> **JOB**
Of the lines in the listing below, how many hold "text"? Answer with the number only.

>> start

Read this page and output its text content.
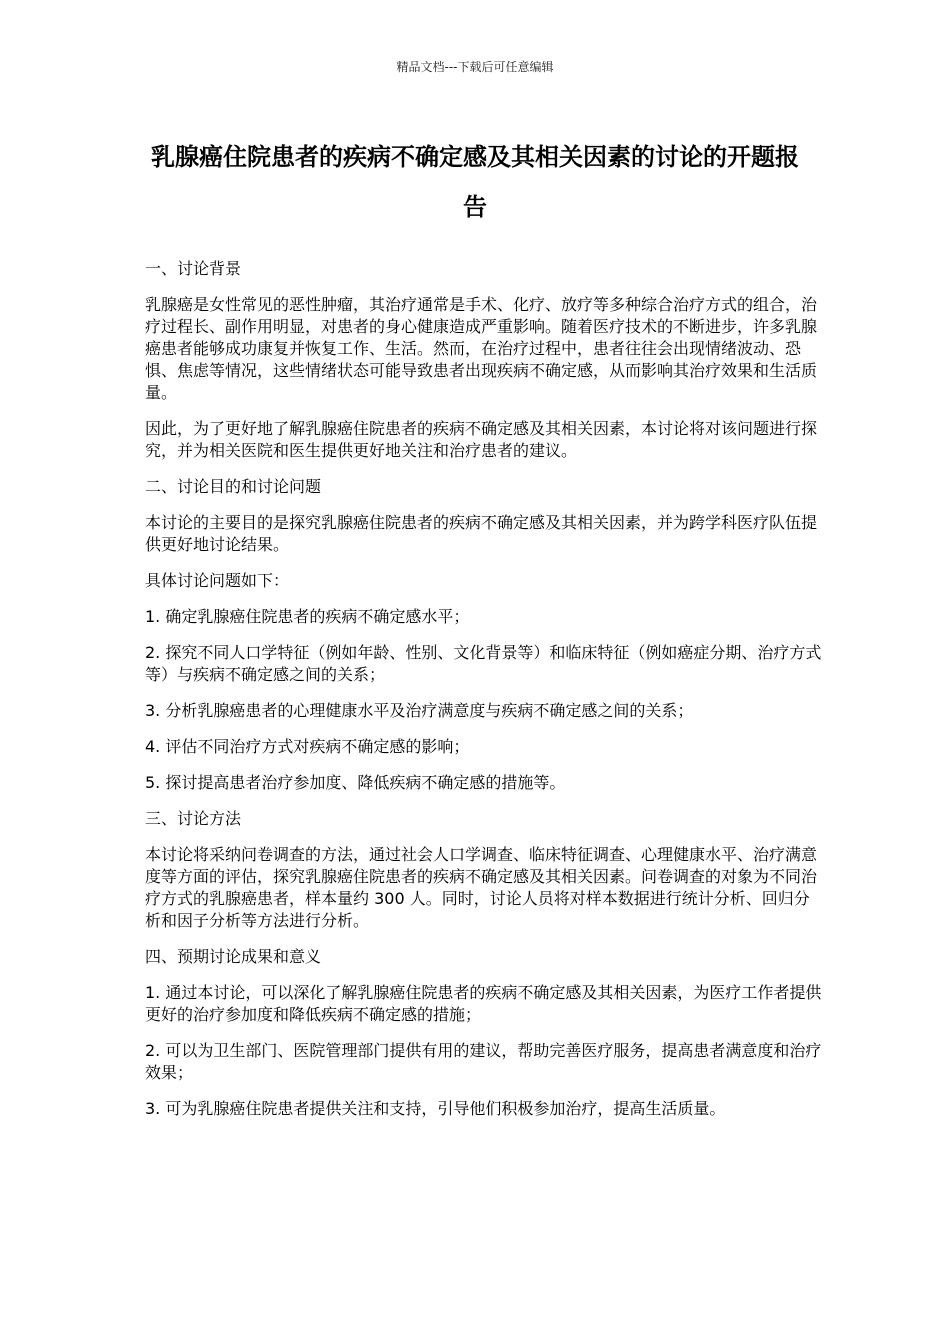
精品文档---下载后可任意编辑
乳腺癌住院患者的疾病不确定感及其相关因素的讨论的开题报告

一、讨论背景

乳腺癌是女性常见的恶性肿瘤，其治疗通常是手术、化疗、放疗等多种综合治疗方式的组合，治疗过程长、副作用明显，对患者的身心健康造成严重影响。随着医疗技术的不断进步，许多乳腺癌患者能够成功康复并恢复工作、生活。然而，在治疗过程中，患者往往会出现情绪波动、恐惧、焦虑等情况，这些情绪状态可能导致患者出现疾病不确定感，从而影响其治疗效果和生活质量。

因此，为了更好地了解乳腺癌住院患者的疾病不确定感及其相关因素，本讨论将对该问题进行探究，并为相关医院和医生提供更好地关注和治疗患者的建议。

二、讨论目的和讨论问题

本讨论的主要目的是探究乳腺癌住院患者的疾病不确定感及其相关因素，并为跨学科医疗队伍提供更好地讨论结果。

具体讨论问题如下：

1. 确定乳腺癌住院患者的疾病不确定感水平；

2. 探究不同人口学特征（例如年龄、性别、文化背景等）和临床特征（例如癌症分期、治疗方式等）与疾病不确定感之间的关系；

3. 分析乳腺癌患者的心理健康水平及治疗满意度与疾病不确定感之间的关系；

4. 评估不同治疗方式对疾病不确定感的影响；

5. 探讨提高患者治疗参加度、降低疾病不确定感的措施等。

三、讨论方法

本讨论将采纳问卷调查的方法，通过社会人口学调查、临床特征调查、心理健康水平、治疗满意度等方面的评估，探究乳腺癌住院患者的疾病不确定感及其相关因素。问卷调查的对象为不同治疗方式的乳腺癌患者，样本量约 300 人。同时，讨论人员将对样本数据进行统计分析、回归分析和因子分析等方法进行分析。

四、预期讨论成果和意义

1. 通过本讨论，可以深化了解乳腺癌住院患者的疾病不确定感及其相关因素，为医疗工作者提供更好的治疗参加度和降低疾病不确定感的措施；

2. 可以为卫生部门、医院管理部门提供有用的建议，帮助完善医疗服务，提高患者满意度和治疗效果；

3. 可为乳腺癌住院患者提供关注和支持，引导他们积极参加治疗，提高生活质量。
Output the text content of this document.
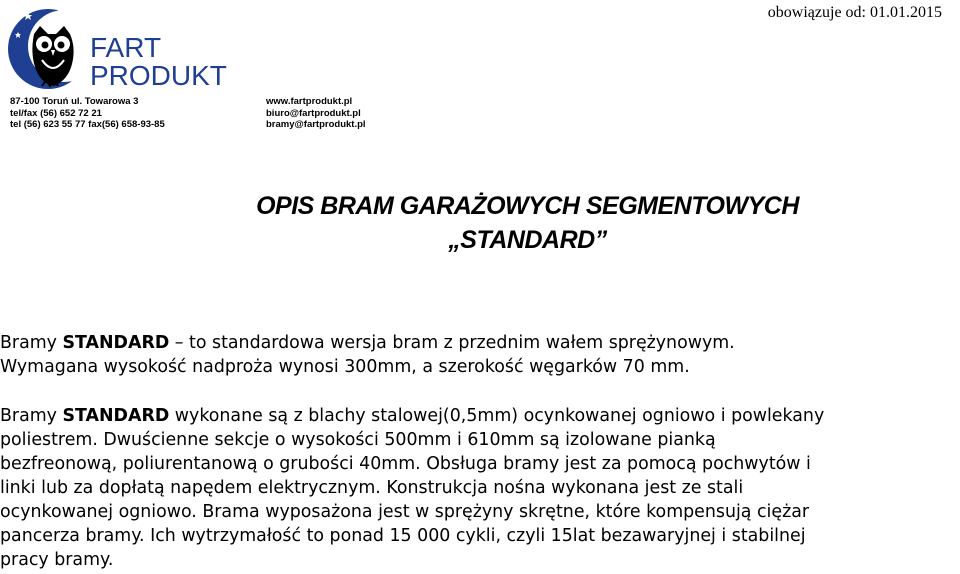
FART
PRODUKT
87-100 Toruń ul. Towarowa 3
tel/fax (56) 652 72 21
tel (56) 623 55 77 fax(56) 658-93-85
www.fartprodukt.pl
biuro@fartprodukt.pl
bramy@fartprodukt.pl
obowiązuje od: 01.01.2015
OPIS BRAM GARAŻOWYCH SEGMENTOWYCH
„STANDARD”

Bramy STANDARD – to standardowa wersja bram z przednim wałem sprężynowym.
Wymagana wysokość nadproża wynosi 300mm, a szerokość węgarków 70 mm.

Bramy STANDARD wykonane są z blachy stalowej(0,5mm) ocynkowanej ogniowo i powlekany
poliestrem. Dwuścienne sekcje o wysokości 500mm i 610mm są izolowane pianką
bezfreonową, poliurentanową o grubości 40mm. Obsługa bramy jest za pomocą pochwytów i
linki lub za dopłatą napędem elektrycznym. Konstrukcja nośna wykonana jest ze stali
ocynkowanej ogniowo. Brama wyposażona jest w sprężyny skrętne, które kompensują ciężar
pancerza bramy. Ich wytrzymałość to ponad 15 000 cykli, czyli 15lat bezawaryjnej i stabilnej
pracy bramy.
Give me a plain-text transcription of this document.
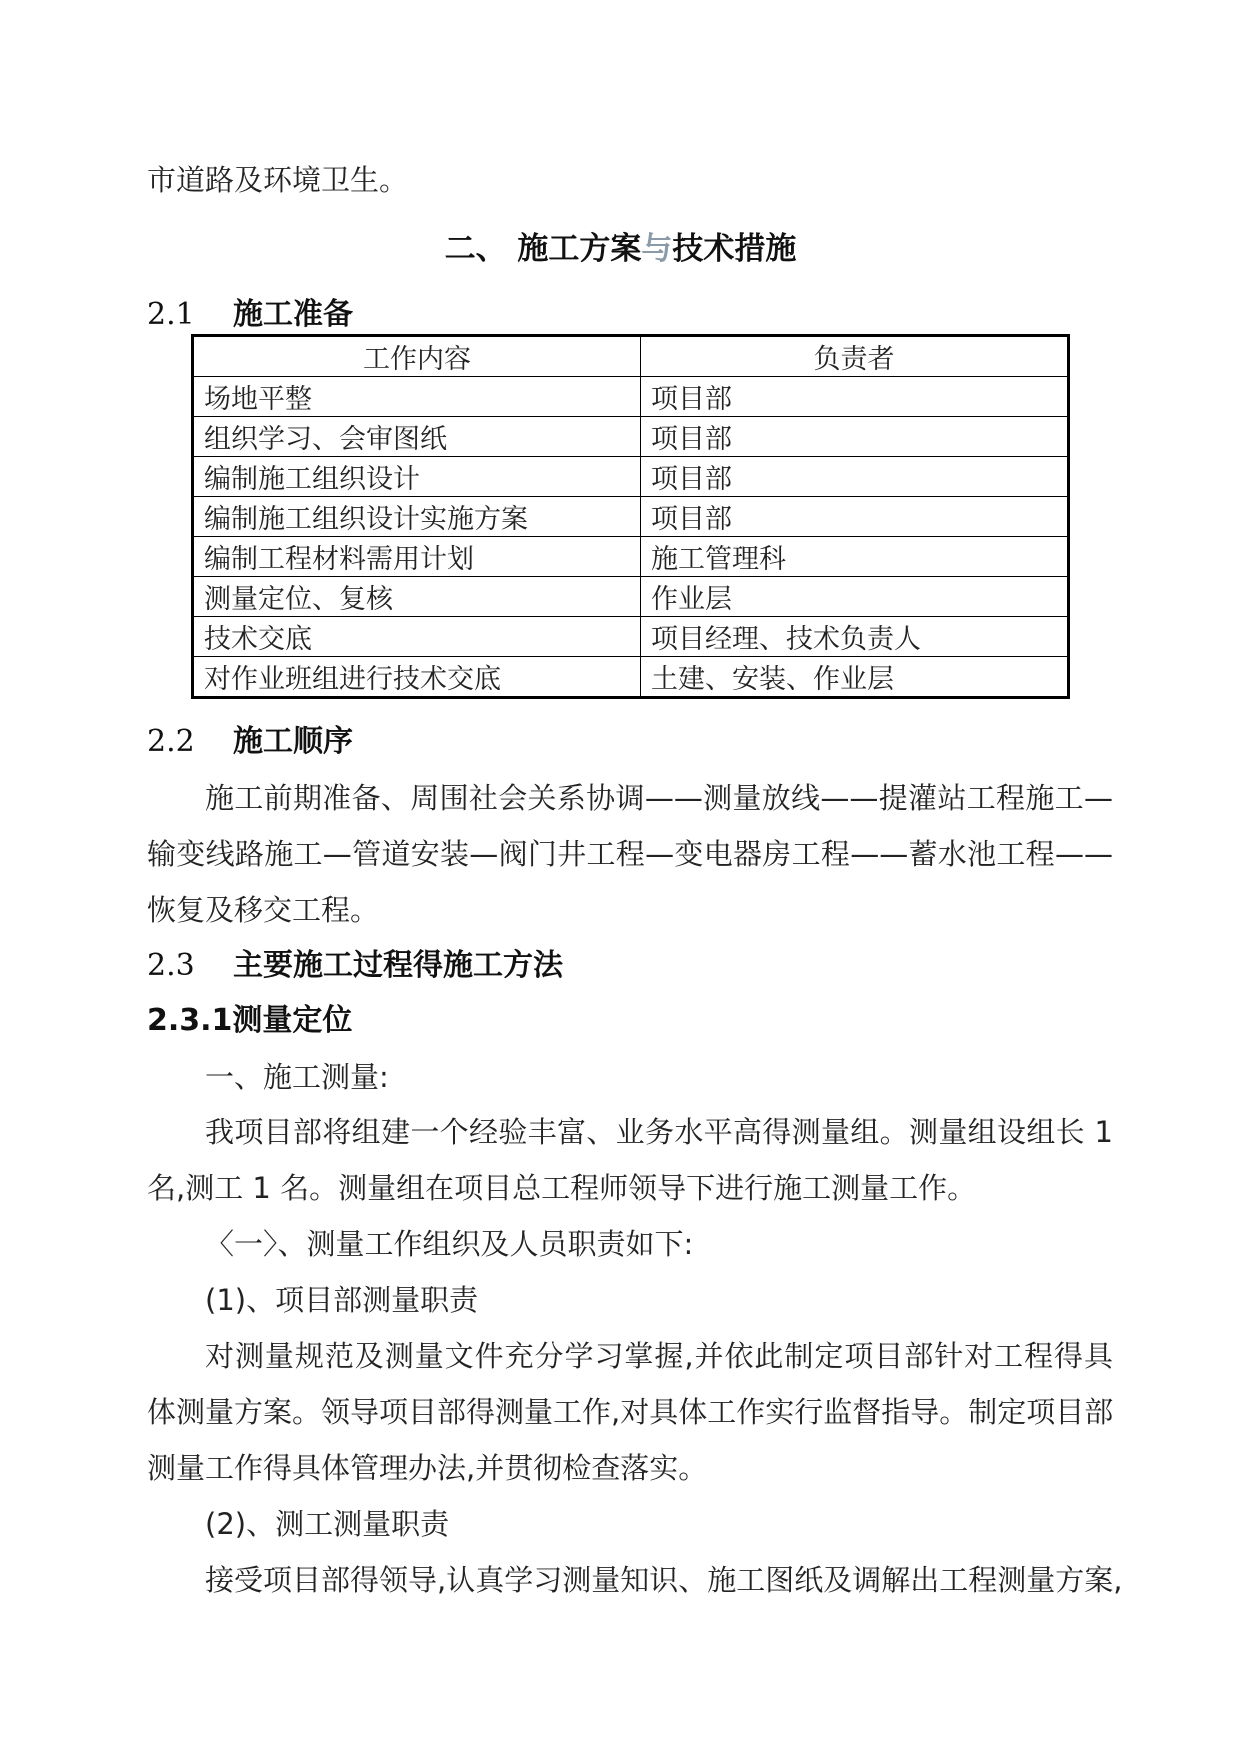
市道路及环境卫生。
二、 施工方案与技术措施
2.1 施工准备
工作内容	负责者
场地平整	项目部
组织学习、会审图纸	项目部
编制施工组织设计	项目部
编制施工组织设计实施方案	项目部
编制工程材料需用计划	施工管理科
测量定位、复核	作业层
技术交底	项目经理、技术负责人
对作业班组进行技术交底	土建、安装、作业层
2.2 施工顺序
施工前期准备、周围社会关系协调——测量放线——提灌站工程施工—
输变线路施工—管道安装—阀门井工程—变电器房工程——蓄水池工程——
恢复及移交工程。
2.3 主要施工过程得施工方法
2.3.1测量定位
一、施工测量:
我项目部将组建一个经验丰富、业务水平高得测量组。测量组设组长 1
名,测工 1 名。测量组在项目总工程师领导下进行施工测量工作。
〈一〉、测量工作组织及人员职责如下:
(1)、项目部测量职责
对测量规范及测量文件充分学习掌握,并依此制定项目部针对工程得具
体测量方案。领导项目部得测量工作,对具体工作实行监督指导。制定项目部
测量工作得具体管理办法,并贯彻检查落实。
(2)、测工测量职责
接受项目部得领导,认真学习测量知识、施工图纸及调解出工程测量方案,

>> end

> **CORRECT OUTPUT**
3